Given request: In the part of the listing that opens with the line containing "article-paragraph: Εις άλλην" and closes with the line containing "column-divider <box>541 120 542 990</box>", swap "list-item" for "list-entry" and give those lines again with nothing else altered.

Given information:
★ ★ ★ ★ ★
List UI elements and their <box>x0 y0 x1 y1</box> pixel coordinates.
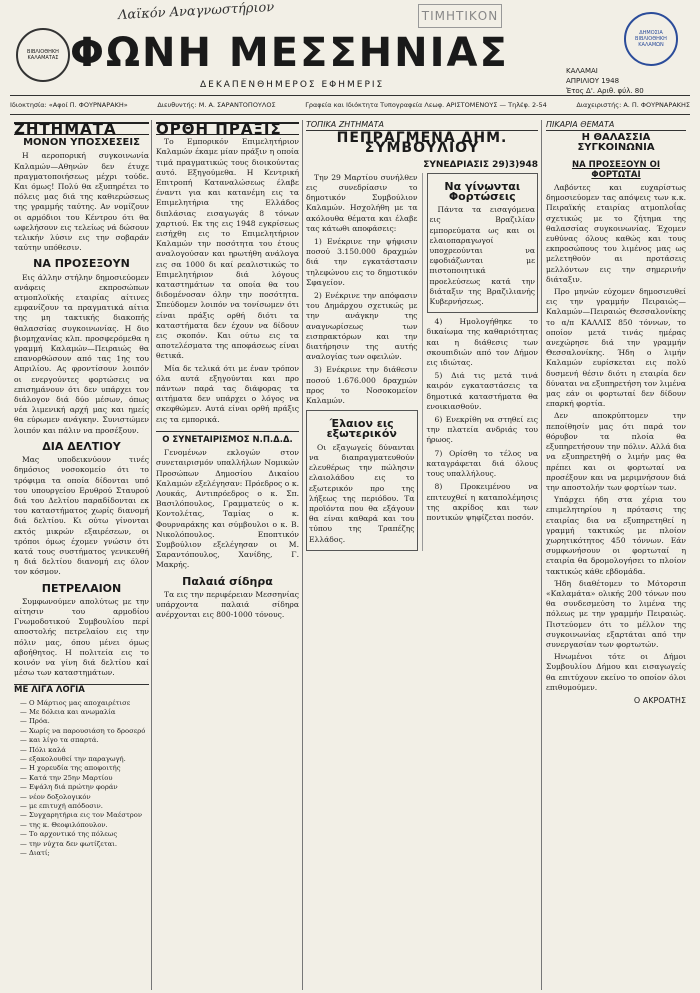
article-paragraph: Εις άλλην στήλην δημοσιεύομεν ανάφεις εκπροσώπων ατμοπλοϊκής εταιρίας αίτινες εμφανίζουν τα πραγματικά αίτια της μη τακτικής διακοπής θαλασσίας συγκοινωνίας. Η διο βιομηχανίας κλπ. προσφερόμεθα η γραμμή Καλαμών—Πειραιώς θα επανορθώσουν από τας 1ης του Απριλίου. Ας φροντίσουν λοιπόν οι ενεργούντες φορτώσεις να επισημάνουν ότι δεν υπάρχει τον διάλογον διά δύο μέσων, όπως νέα λιμενική αρχή μας και ημείς θα εύρωμεν ανάγκην. Συνιστώμεν λοιπόν και πάλιν να προσέξουν. <box>14 272 149 435</box>
list-item: — Το αρχοντικό της πόλεως <box>20 830 118 839</box>
issue-info <box>566 66 646 96</box>
article-paragraph: 3) Ενέκρινε την διάθεσιν ποσού 1.676.000 δραχμών προς το Νοσοκομείον Καλαμών. <box>306 365 418 406</box>
list-item: — την νύχτα δεν φωτίζεται. <box>20 839 117 848</box>
list-item: — νέον δοξολογικόν <box>20 792 91 801</box>
short-notes-title: ΜΕ ΛΙΓΑ ΛΟΓΙΑ <box>14 684 149 695</box>
list-item: — Εψάλη διά πρώτην φοράν <box>20 783 118 792</box>
column-orthi-praxis <box>156 120 299 990</box>
list-item: — με επιτυχή απόδοσιν. <box>20 802 103 811</box>
olive-oil-box <box>306 410 418 550</box>
issue-place: ΚΑΛΑΜΑΙ <box>566 67 598 75</box>
section-heading: ΔΙΑ ΔΕΛΤΙΟΥ <box>42 439 121 453</box>
list-item: — και λίγο τα σπαρτά. <box>20 736 99 745</box>
shipments-box <box>427 173 539 313</box>
column-divider <box>541 120 542 990</box>
list-item: — Η χορευδία της αποφοιτής <box>20 764 121 773</box>
section-kicker: ΤΟΠΙΚΑ ΖΗΤΗΜΑΤΑ <box>306 120 538 131</box>
column-divider <box>151 120 152 990</box>
shipments-heading: Να γίνωνται Φορτώσεις <box>444 179 521 204</box>
section-kicker: ΠΙΚΑΡΙΑ ΘΕΜΑΤΑ <box>546 120 686 131</box>
offices-text: Γραφεία και Ιδιόκτητα Τυπογραφεία Λεωφ. ΑΡΙΣΤΟΜΕΝΟΥΣ — Τηλέφ. 2-54 <box>305 101 547 109</box>
article-paragraph: Την 29 Μαρτίου συνήλθεν εις συνεδρίασιν το δημοτικόν Συμβούλιον Καλαμών. Ησχολήθη με τα ακόλουθα θέματα και έλαβε τας κάτωθι αποφάσεις: <box>306 172 418 233</box>
article-paragraph: Υπάρχει ήδη στα χέρια του επιμελητηρίου η πρότασις της εταιρίας δια να εξυπηρετηθεί η γραμμή τακτικώς με πλοίον χωρητικότητος 450 τόννων. Εάν συμφωνήσουν οι φορτωταί η εταιρία θα δρομολογήσει το πλοίον τακτικώς κάθε εβδομάδα. <box>546 495 686 576</box>
zitimata-heading: ΖΗΤΗΜΑΤΑ <box>14 122 149 135</box>
list-item: — της κ. Θεοφιλόπουλον. <box>20 820 108 829</box>
section-heading: Ο ΣΥΝΕΤΑΙΡΙΣΜΟΣ Ν.Π.Δ.Δ. <box>156 431 299 445</box>
column-divider <box>302 120 303 990</box>
author-signature: Ο ΑΚΡΟΑΤΗΣ <box>633 695 686 705</box>
section-heading: ΠΕΤΡΕΛΑΙΟΝ <box>41 581 122 595</box>
director-text: Διευθυντής: Μ. Α. ΣΑΡΑΝΤΟΠΟΥΛΟΣ <box>157 101 276 109</box>
article-paragraph: 2) Ενέκρινε την απόφασιν του Δημάρχου σχετικώς με την ανάγκην της αναγνωρίσεως των εισπρακτόρων και την διατήρησιν της αυτής αναλογίας των οφειλών. <box>306 291 418 362</box>
issue-number: Έτος Δ'. Αριθ. φύλ. 80 <box>566 87 644 95</box>
list-item: — Κατά την 25ην Μαρτίου <box>20 773 113 782</box>
library-seal-left: ΒΙΒΛΙΟΘΗΚΗ ΚΑΛΑΜΑΤΑΣ <box>16 28 70 82</box>
article-paragraph: Συμφωνούμεν απολύτως με την αίτησιν του αρμοδίου Γνωμοδοτικού Συμβουλίου περί αποστολής πετρελαίου εις την πόλιν μας, όπου μένει όμως αβοήθητος. Η πολιτεία εις το κοινόν να γίνη διά δελτίου καί μέσω των καταστημάτων. <box>14 596 149 678</box>
article-paragraph: 8) Προκειμένου να επιτευχθεί η καταπολέμησις της ακρίδος και των ποντικών ψηφίζεται ποσόν. <box>426 482 538 522</box>
newspaper-masthead: ΦΩΝΗ ΜΕΣΣΗΝΙΑΣ <box>70 30 509 76</box>
olive-oil-heading: Έλαιον εις εξωτερικόν <box>326 417 397 441</box>
article-paragraph: Ηνωμένοι τότε οι Δήμοι Συμβουλίου Δήμου και εισαγωγείς θα επιτύχουν εκείνο το οποίον όλοι επιθυμούμεν. <box>546 652 686 692</box>
shipping-subheading: ΝΑ ΠΡΟΣΕΞΟΥΝ ΟΙ ΦΟΡΤΩΤΑΙ <box>571 159 661 180</box>
article-paragraph: Η αεροπορική συγκοινωνία Καλαμών—Αθηνών δεν έτυχε πραγματοποιήσεως μέχρι τούδε. Και όμως! Πολύ θα εξυπηρέτει το πόλεις μας διά της καθιερώσεως της γραμμής ταύτης. Αν νομίζουν οι αρμόδιοι του Κέντρου ότι θα ωφελήσουν εις τελείως νά δώσουν τελικήν λύσιν εις την σοβαράν ταύτην υπόθεσιν. <box>14 151 149 253</box>
article-paragraph: Οι εξαγωγείς δύνανται να διαπραγματευθούν ελευθέρως την πώλησιν ελαιολάδου εις το εξωτερικόν προ της λήξεως της περιόδου. Τα προϊόντα που θα εξάγουν θα είναι καθαρά και του τύπου της Τραπέζης Ελλάδος. <box>309 442 415 544</box>
column-dimotiko-symvoulio <box>306 120 538 990</box>
article-paragraph: 4) Ημολογήθηκε το δικαίωμα της καθαριότητας και η διάθεσις των σκουπιδιών από τον Δήμον εις ιδιώτας. <box>426 317 538 368</box>
orthi-praxis-heading: ΟΡΘΗ ΠΡΑΞΙΣ <box>156 122 299 135</box>
article-paragraph: Τα εις την περιφέρειαν Μεσσηνίας υπάρχοντα παλαιά σίδηρα ανέρχονται εις 800-1000 τόνους. <box>156 589 299 620</box>
council-heading: ΠΕΠΡΑΓΜΕΝΑ ΔΗΜ. ΣΥΜΒΟΥΛΙΟΥ <box>336 130 508 157</box>
list-item: — Πρόα. <box>20 717 50 726</box>
article-paragraph: Γενομένων εκλογών στον συνεταιρισμόν υπαλλήλων Νομικών Προσώπων Δημοσίου Δικαίου Καλαμών εξελέγησαν: Πρόεδρος ο κ. Λουκάς, Αντιπρόεδρος ο κ. Σπ. Βασιλόπουλος, Γραμματεύς ο κ. Κοντολέτας, Ταμίας ο κ. Φουρναράκης και σύμβουλοι ο κ. Β. Νικολόπουλος. Εποπτικόν Συμβούλιον εξελέγησαν οι Μ. Σαραντόπουλος, Χανίδης, Γ. Μακρής. <box>156 448 299 570</box>
section-heading: ΜΟΝΟΝ ΥΠΟΣΧΕΣΕΙΣ <box>23 137 140 149</box>
list-item: — Χωρίς να παρουσιάση το δροσερό <box>20 726 146 735</box>
article-paragraph: 7) Ορίσθη το τέλος να καταγράφεται διά όλους τους υπαλλήλους. <box>426 448 538 479</box>
list-item: — Με δόλεια και ανωμαλία <box>20 707 116 716</box>
article-paragraph: Μας υποδεικνύουν τινές δημόσιος νοσοκομείο ότι το τρόφιμα τα οποία δίδονται υπό του υπουργείου Ερυθρού Σταυρού διά του Δελτίου παραδίδονται εκ του καταστήματος χωρίς διανομή διά δελτίου. Κι ούτω γίνονται εκτός μικρών εξαιρέσεων, οι τρόποι όμως έχομεν γνώσιν ότι κατά τους συστήματος γενικευθή η διά δελτίου διανομή εις όλον τον κόσμον. <box>14 455 149 577</box>
list-item: — εξακολουθεί την παραγωγή. <box>20 755 126 763</box>
list-item: — Διατί; <box>20 849 50 858</box>
article-paragraph: Προ μηνών εύχομεν δημοσιευθεί εις την γραμμήν Πειραιώς—Καλαμών—Πειραιώς Θεσσαλονίκης το α/π ΚΑΛΛΙΣ 850 τόννων, το οποίον μετά τινάς ημέρας ανεχώρησε διά την γραμμήν Θεσσαλονίκης. Ήδη ο λιμήν Καλαμών ευρίσκεται εις πολύ δυσμενή θέσιν διότι η εταιρία δεν δύναται να εξυπηρετήση τον λιμένα μας εάν οι φορτωταί δεν δίδουν επαρκή φορτία. <box>546 287 686 409</box>
list-item: — Πόλι καλά <box>20 745 66 754</box>
section-heading: Παλαιά σίδηρα <box>182 574 273 588</box>
session-date: ΣΥΝΕΔΡΙΑΣΙΣ 29)3)948 <box>423 159 538 170</box>
section-heading: ΝΑ ΠΡΟΣΕΞΟΥΝ <box>33 257 130 271</box>
council-body <box>306 173 538 551</box>
article-paragraph: Λαβόντες και ευχαρίστως δημοσιεύομεν τας απόψεις των κ.κ. Πειραϊκής εταιρίας ατμοπλοΐας σχετικώς με το ζήτημα της θαλασσίας συγκοινωνίας. Έχομεν ευθύνας όλους καθώς και τους εκπροσώπους του λιμένος μας ως μελετηθούν αι προτάσεις μελλόντων εις την σημερινήν διάταξιν. <box>546 183 686 284</box>
article-paragraph: Πάντα τα εισαγόμενα εις Βραζιλίαν εμπορεύματα ως και οι ελαιοπαραγωγοί υποχρεούνται να εφοδιάζωνται με πιστοποιητικά προελεύσεως κατά την διάταξιν της Βραζιλιανής Κυβερνήσεως. <box>429 205 535 307</box>
handwritten-note: Λαϊκόν Αναγνωστήριον <box>117 0 275 24</box>
article-paragraph: 6) Ενεκρίθη να στηθεί εις την πλατεία ανδριάς του ήρωος. <box>426 415 538 445</box>
manager-text: Διαχειριστής: Α. Π. ΦΟΥΡΝΑΡΑΚΗΣ <box>576 101 690 109</box>
staff-info-bar <box>10 95 690 115</box>
column-zitimata <box>14 120 149 990</box>
article-paragraph: Μία δε τελικά ότι με έναν τρόπον όλα αυτά εξηγούνται και προ πάντων παρά τας διάφορας τα αιτήματα δεν υπάρχει ο λόγος να σκεφθώμεν. Αυτά είναι ορθή πράξις εις τα εμπορικά. <box>156 363 299 424</box>
owners-text: Ιδιοκτησία: «Αφοί Π. ΦΟΥΡΝΑΡΑΚΗ» <box>10 101 128 109</box>
article-paragraph: Το Εμπορικόν Επιμελητήριον Καλαμών έκαμε μίαν πράξιν η οποία τιμά πραγματικώς τους διοικούντας αυτό. Εξηγούμεθα. Η Κεντρική Επιτροπή Καταναλώσεως έλαβε έναντι για και κατανέμη εις τα Επιμελητήρια της Ελλάδος διπλάσιας εισαγωγάς 8 τόνων χαρτιού. Εκ της εις 1948 εγκρίσεως εισήχθη εις το Επιμελητήριον Καλαμών την ποσότητα του έτους αναλογούσαν και ηρωτήθη ανάλογα εις σα 1000 δι καί ρεαλιστικώς το Επιμελητήριον διά λόγους καταστημάτων τα οποία θα του διδομένοσαν όλην την ποσότητα. Σπεύδομεν λοιπόν να τονίσωμεν ότι είναι πράξις ορθή διότι τα καταστήματα δεν έχουν να δίδουν εις σκοπόν. Και ούτω εις τα αποτελέσματα της αποφάσεως είναι θετικά. <box>156 137 299 361</box>
issue-date: ΑΠΡΙΛΙΟΥ 1948 <box>566 77 620 85</box>
short-notes-list <box>20 699 149 859</box>
top-stamp: ΤΙΜΗΤΙΚΟΝ <box>418 4 502 28</box>
list-item: — Συγχαρητήρια εις τον Μαέστρον <box>20 811 142 820</box>
shipping-heading: Η ΘΑΛΑΣΣΙΑ ΣΥΓΚΟΙΝΩΝΙΑ <box>577 132 655 154</box>
list-item: — Ο Μάρτιος μας αποχαιρέτισε <box>20 698 131 707</box>
column-thalassia-sygkoinonia <box>546 120 686 990</box>
article-paragraph: 5) Διά τις μετά τινά καιρόν εγκαταστάσεις τα δημοτικά καταστήματα θα ενοικιασθούν. <box>426 371 538 411</box>
article-paragraph: 1) Ενέκρινε την ψήφισιν ποσού 3.150.000 δραχμών διά την εγκατάστασιν τηλεφώνου εις το δημοτικόν Σφαγείον. <box>306 237 418 287</box>
newspaper-subtitle: ΔΕΚΑΠΕΝΘΗΜΕΡΟΣ ΕΦΗΜΕΡΙΣ <box>200 80 385 90</box>
article-paragraph: Ήδη διαθέτομεν το Μότορσιπ «Καλαμάτα» ολικής 200 τόνων που θα συνδεσμεύση το λιμένα της πόλεως με την γραμμήν Πειραιώς. Πιστεύομεν ότι το μέλλον της συγκοινωνίας εξαρτάται από την συνεργασίαν των φορτωτών. <box>546 578 686 649</box>
library-seal-right: ΔΗΜΟΣΙΑ ΒΙΒΛΙΟΘΗΚΗ ΚΑΛΑΜΩΝ <box>624 12 678 66</box>
article-paragraph: Δεν αποκρύπτομεν την πεποίθησίν μας ότι παρά τον θόρυβον τα πλοία θα εξυπηρετήσουν την πόλιν. Αλλά δια να εξυπηρετηθή ο λιμήν μας θα πρέπει και οι φορτωταί να προσέξουν και να μεριμνήσουν διά την αποστολήν των φορτίων των. <box>546 411 686 492</box>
★ ★ ★ ★ ★
Solution:
article-paragraph: Εις άλλην στήλην δημοσιεύομεν ανάφεις εκπροσώπων ατμοπλοϊκής εταιρίας αίτινες εμφανίζουν τα πραγματικά αίτια της μη τακτικής διακοπής θαλασσίας συγκοινωνίας. Η διο βιομηχανίας κλπ. προσφερόμεθα η γραμμή Καλαμών—Πειραιώς θα επανορθώσουν από τας 1ης του Απριλίου. Ας φροντίσουν λοιπόν οι ενεργούντες φορτώσεις να επισημάνουν ότι δεν υπάρχει τον διάλογον διά δύο μέσων, όπως νέα λιμενική αρχή μας και ημείς θα εύρωμεν ανάγκην. Συνιστώμεν λοιπόν και πάλιν να προσέξουν. <box>14 272 149 435</box>
list-entry: — Το αρχοντικό της πόλεως <box>20 830 118 839</box>
issue-info <box>566 66 646 96</box>
article-paragraph: 3) Ενέκρινε την διάθεσιν ποσού 1.676.000 δραχμών προς το Νοσοκομείον Καλαμών. <box>306 365 418 406</box>
list-entry: — την νύχτα δεν φωτίζεται. <box>20 839 117 848</box>
list-entry: — νέον δοξολογικόν <box>20 792 91 801</box>
short-notes-title: ΜΕ ΛΙΓΑ ΛΟΓΙΑ <box>14 684 149 695</box>
list-entry: — Εψάλη διά πρώτην φοράν <box>20 783 118 792</box>
column-orthi-praxis <box>156 120 299 990</box>
list-entry: — με επιτυχή απόδοσιν. <box>20 802 103 811</box>
olive-oil-box <box>306 410 418 550</box>
issue-place: ΚΑΛΑΜΑΙ <box>566 67 598 75</box>
section-heading: ΔΙΑ ΔΕΛΤΙΟΥ <box>42 439 121 453</box>
list-entry: — και λίγο τα σπαρτά. <box>20 736 99 745</box>
shipments-box <box>427 173 539 313</box>
column-divider <box>541 120 542 990</box>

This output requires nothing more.